** Begin **

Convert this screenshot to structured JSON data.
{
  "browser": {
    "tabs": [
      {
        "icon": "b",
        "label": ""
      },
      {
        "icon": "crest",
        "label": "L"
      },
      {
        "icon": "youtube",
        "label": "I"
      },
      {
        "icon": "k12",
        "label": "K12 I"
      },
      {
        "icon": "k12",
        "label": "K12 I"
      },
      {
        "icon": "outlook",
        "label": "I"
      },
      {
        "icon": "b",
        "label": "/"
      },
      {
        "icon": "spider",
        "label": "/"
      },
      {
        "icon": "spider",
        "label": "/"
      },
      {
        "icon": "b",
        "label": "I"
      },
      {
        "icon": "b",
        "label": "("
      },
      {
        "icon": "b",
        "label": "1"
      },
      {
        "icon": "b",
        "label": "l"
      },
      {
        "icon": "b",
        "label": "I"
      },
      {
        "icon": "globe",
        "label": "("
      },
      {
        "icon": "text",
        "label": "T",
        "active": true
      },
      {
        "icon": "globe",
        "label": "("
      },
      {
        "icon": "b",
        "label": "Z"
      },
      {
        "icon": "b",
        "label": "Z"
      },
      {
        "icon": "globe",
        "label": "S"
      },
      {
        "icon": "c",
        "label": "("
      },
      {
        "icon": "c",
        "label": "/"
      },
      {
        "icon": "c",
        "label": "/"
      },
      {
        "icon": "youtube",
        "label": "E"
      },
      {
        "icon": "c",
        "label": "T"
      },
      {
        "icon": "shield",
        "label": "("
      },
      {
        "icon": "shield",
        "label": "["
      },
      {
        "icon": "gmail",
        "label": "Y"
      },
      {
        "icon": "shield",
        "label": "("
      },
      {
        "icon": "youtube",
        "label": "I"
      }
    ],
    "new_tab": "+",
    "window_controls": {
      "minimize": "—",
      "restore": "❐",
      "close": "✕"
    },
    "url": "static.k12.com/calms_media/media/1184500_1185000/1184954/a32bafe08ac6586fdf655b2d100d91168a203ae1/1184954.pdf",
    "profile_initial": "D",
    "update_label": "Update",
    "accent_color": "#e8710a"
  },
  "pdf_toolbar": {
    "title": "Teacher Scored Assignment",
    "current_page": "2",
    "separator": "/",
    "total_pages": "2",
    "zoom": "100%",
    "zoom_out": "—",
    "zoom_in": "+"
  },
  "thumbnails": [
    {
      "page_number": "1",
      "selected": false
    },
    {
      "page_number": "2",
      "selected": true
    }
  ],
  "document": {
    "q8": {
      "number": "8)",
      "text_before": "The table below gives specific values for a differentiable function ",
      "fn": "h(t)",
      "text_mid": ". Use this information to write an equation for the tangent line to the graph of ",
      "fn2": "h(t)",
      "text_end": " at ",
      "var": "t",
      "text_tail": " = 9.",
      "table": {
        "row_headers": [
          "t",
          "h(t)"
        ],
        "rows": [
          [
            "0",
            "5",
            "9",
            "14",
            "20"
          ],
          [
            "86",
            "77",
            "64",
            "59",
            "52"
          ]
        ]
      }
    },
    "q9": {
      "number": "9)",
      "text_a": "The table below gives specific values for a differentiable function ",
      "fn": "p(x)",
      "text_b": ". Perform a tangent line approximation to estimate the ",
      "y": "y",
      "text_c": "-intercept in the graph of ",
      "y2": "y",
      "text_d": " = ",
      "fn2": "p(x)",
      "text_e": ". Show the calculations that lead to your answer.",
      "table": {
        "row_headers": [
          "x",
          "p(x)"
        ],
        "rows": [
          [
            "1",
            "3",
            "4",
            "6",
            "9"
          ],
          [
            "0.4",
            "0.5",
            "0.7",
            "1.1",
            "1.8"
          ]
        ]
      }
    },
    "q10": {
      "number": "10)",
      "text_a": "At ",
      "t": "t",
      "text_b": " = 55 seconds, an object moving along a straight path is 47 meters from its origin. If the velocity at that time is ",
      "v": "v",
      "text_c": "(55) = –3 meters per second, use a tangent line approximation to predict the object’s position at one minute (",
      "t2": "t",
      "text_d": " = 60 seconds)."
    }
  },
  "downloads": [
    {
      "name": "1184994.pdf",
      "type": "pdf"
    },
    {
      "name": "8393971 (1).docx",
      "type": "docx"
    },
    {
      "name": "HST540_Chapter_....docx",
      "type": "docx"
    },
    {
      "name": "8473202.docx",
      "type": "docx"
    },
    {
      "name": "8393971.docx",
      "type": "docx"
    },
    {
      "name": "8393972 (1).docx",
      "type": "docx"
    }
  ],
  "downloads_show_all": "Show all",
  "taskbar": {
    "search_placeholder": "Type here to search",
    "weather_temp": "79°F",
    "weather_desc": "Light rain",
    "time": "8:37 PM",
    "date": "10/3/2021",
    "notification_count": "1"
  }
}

** End **

Work to complete:
List every line above that contains the word "Show".

Full answer:
      "text_e": ". Show the calculations that lead to your answer.",
  "downloads_show_all": "Show all",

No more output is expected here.